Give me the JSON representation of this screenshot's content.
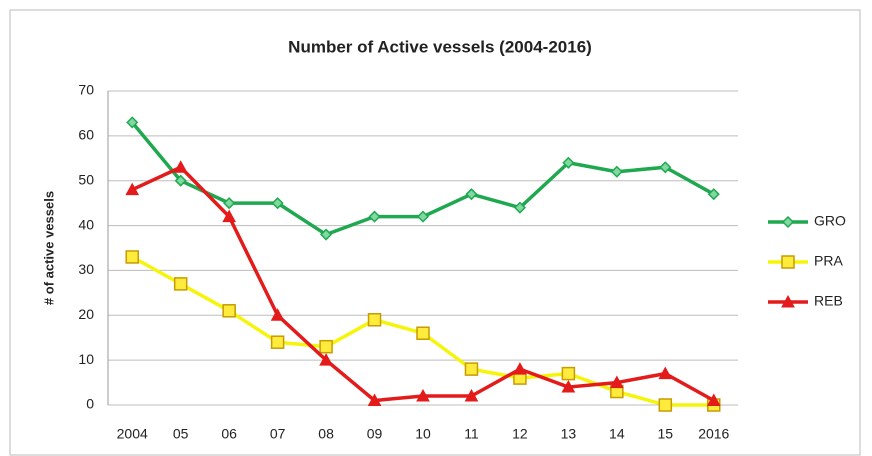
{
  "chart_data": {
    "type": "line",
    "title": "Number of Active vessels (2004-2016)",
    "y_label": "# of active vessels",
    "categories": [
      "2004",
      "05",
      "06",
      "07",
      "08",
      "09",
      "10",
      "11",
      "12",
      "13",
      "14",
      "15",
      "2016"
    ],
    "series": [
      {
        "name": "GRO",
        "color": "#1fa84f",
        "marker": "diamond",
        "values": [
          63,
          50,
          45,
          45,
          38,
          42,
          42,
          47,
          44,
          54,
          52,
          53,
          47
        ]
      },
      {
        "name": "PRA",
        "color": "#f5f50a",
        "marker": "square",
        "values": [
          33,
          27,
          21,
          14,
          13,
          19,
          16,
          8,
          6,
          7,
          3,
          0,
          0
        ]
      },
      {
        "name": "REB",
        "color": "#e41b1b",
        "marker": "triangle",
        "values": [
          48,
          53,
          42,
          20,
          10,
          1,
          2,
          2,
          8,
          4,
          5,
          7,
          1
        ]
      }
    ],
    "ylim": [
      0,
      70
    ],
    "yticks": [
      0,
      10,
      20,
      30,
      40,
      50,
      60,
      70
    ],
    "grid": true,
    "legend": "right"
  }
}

######

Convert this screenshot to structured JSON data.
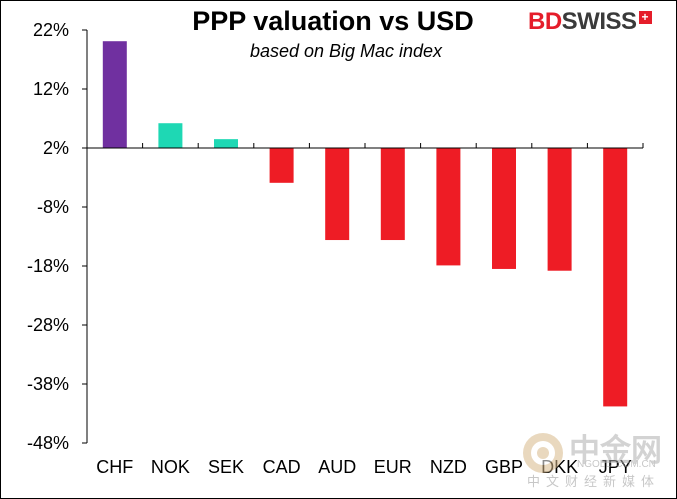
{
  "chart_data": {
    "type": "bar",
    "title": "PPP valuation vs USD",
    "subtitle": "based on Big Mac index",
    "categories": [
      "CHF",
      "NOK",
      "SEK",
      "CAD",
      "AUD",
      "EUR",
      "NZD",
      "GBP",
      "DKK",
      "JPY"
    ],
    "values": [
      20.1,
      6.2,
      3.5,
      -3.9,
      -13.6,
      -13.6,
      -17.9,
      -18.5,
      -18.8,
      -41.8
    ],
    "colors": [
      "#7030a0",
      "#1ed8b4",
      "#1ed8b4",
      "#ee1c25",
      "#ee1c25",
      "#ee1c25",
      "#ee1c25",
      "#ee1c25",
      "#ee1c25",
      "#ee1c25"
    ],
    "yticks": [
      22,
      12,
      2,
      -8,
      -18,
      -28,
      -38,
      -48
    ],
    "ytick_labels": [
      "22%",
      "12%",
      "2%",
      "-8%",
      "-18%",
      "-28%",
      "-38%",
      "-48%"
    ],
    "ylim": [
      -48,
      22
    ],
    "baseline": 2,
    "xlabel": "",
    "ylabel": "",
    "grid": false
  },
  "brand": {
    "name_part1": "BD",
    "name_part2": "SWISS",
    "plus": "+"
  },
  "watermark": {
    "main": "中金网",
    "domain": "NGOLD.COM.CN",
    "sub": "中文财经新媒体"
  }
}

######

Show every line where the string "marker" appears.

▶ _Full solution_
        "marker": "diamond",
        "marker": "square",
        "marker": "triangle",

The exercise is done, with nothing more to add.